(Exercise description) Transcribe all of the material exactly.

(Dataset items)
/---

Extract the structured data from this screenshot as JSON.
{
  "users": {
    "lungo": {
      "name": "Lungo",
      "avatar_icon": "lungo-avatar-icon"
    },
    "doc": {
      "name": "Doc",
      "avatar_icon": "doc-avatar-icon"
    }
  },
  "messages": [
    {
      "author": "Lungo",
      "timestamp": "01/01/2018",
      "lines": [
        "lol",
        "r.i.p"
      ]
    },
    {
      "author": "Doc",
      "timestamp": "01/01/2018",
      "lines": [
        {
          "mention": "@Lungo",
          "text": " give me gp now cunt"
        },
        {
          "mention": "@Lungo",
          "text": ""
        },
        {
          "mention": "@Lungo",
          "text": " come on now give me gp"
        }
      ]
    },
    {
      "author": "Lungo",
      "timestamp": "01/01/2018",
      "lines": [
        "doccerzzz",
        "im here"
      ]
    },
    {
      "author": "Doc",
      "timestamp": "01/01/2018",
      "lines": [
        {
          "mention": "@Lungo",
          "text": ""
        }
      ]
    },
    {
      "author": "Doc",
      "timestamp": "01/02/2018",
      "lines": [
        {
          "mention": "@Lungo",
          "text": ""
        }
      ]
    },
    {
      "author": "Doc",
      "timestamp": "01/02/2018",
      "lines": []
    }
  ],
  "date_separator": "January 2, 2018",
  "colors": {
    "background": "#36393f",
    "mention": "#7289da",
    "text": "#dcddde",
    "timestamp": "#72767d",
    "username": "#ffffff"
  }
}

\---

(Written answer)
Extract the structured data from this screenshot as JSON.
{
  "users": {
    "lungo": {
      "name": "Lungo",
      "avatar_icon": "lungo-avatar-icon"
    },
    "doc": {
      "name": "Doc",
      "avatar_icon": "doc-avatar-icon"
    }
  },
  "messages": [
    {
      "author": "Lungo",
      "timestamp": "01/01/2018",
      "lines": [
        "lol",
        "r.i.p"
      ]
    },
    {
      "author": "Doc",
      "timestamp": "01/01/2018",
      "lines": [
        {
          "mention": "@Lungo",
          "text": " give me gp now cunt"
        },
        {
          "mention": "@Lungo",
          "text": ""
        },
        {
          "mention": "@Lungo",
          "text": " come on now give me gp"
        }
      ]
    },
    {
      "author": "Lungo",
      "timestamp": "01/01/2018",
      "lines": [
        "doccerzzz",
        "im here"
      ]
    },
    {
      "author": "Doc",
      "timestamp": "01/01/2018",
      "lines": [
        {
          "mention": "@Lungo",
          "text": ""
        }
      ]
    },
    {
      "author": "Doc",
      "timestamp": "01/02/2018",
      "lines": [
        {
          "mention": "@Lungo",
          "text": ""
        }
      ]
    },
    {
      "author": "Doc",
      "timestamp": "01/02/2018",
      "lines": []
    }
  ],
  "date_separator": "January 2, 2018",
  "colors": {
    "background": "#36393f",
    "mention": "#7289da",
    "text": "#dcddde",
    "timestamp": "#72767d",
    "username": "#ffffff"
  }
}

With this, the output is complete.